-- BEGIN Provided data --

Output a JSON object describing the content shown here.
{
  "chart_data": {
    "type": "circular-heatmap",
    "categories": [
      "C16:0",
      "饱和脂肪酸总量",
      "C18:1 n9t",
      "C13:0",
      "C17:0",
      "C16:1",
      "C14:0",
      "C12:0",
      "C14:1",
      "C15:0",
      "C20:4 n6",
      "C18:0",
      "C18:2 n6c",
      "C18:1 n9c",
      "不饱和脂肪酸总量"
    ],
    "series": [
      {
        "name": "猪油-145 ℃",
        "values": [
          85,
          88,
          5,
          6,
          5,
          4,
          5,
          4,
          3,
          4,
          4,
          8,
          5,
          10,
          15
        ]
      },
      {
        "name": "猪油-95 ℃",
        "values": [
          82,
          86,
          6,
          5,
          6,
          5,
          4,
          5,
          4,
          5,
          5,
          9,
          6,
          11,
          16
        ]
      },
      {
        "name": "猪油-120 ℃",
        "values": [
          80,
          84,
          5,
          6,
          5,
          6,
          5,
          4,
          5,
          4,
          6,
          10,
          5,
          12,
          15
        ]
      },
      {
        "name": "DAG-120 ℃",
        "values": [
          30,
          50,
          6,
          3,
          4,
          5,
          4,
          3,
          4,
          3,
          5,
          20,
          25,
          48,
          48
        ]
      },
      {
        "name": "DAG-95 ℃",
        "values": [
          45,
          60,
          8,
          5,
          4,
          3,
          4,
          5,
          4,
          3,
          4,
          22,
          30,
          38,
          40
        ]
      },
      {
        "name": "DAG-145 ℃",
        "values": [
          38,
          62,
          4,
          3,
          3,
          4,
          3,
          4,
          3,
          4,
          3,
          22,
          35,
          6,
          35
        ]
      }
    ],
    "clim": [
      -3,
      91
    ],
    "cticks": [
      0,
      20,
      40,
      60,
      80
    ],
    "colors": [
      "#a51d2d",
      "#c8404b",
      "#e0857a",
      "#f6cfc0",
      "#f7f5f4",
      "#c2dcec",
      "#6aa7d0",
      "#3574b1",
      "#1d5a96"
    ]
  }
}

-- END Provided data --

**What is being asked:**
Each line of the material above must be retyped precisely.

**Solution:**
Output a JSON object describing the content shown here.
{
  "chart_data": {
    "type": "circular-heatmap",
    "categories": [
      "C16:0",
      "饱和脂肪酸总量",
      "C18:1 n9t",
      "C13:0",
      "C17:0",
      "C16:1",
      "C14:0",
      "C12:0",
      "C14:1",
      "C15:0",
      "C20:4 n6",
      "C18:0",
      "C18:2 n6c",
      "C18:1 n9c",
      "不饱和脂肪酸总量"
    ],
    "series": [
      {
        "name": "猪油-145 ℃",
        "values": [
          85,
          88,
          5,
          6,
          5,
          4,
          5,
          4,
          3,
          4,
          4,
          8,
          5,
          10,
          15
        ]
      },
      {
        "name": "猪油-95 ℃",
        "values": [
          82,
          86,
          6,
          5,
          6,
          5,
          4,
          5,
          4,
          5,
          5,
          9,
          6,
          11,
          16
        ]
      },
      {
        "name": "猪油-120 ℃",
        "values": [
          80,
          84,
          5,
          6,
          5,
          6,
          5,
          4,
          5,
          4,
          6,
          10,
          5,
          12,
          15
        ]
      },
      {
        "name": "DAG-120 ℃",
        "values": [
          30,
          50,
          6,
          3,
          4,
          5,
          4,
          3,
          4,
          3,
          5,
          20,
          25,
          48,
          48
        ]
      },
      {
        "name": "DAG-95 ℃",
        "values": [
          45,
          60,
          8,
          5,
          4,
          3,
          4,
          5,
          4,
          3,
          4,
          22,
          30,
          38,
          40
        ]
      },
      {
        "name": "DAG-145 ℃",
        "values": [
          38,
          62,
          4,
          3,
          3,
          4,
          3,
          4,
          3,
          4,
          3,
          22,
          35,
          6,
          35
        ]
      }
    ],
    "clim": [
      -3,
      91
    ],
    "cticks": [
      0,
      20,
      40,
      60,
      80
    ],
    "colors": [
      "#a51d2d",
      "#c8404b",
      "#e0857a",
      "#f6cfc0",
      "#f7f5f4",
      "#c2dcec",
      "#6aa7d0",
      "#3574b1",
      "#1d5a96"
    ]
  }
}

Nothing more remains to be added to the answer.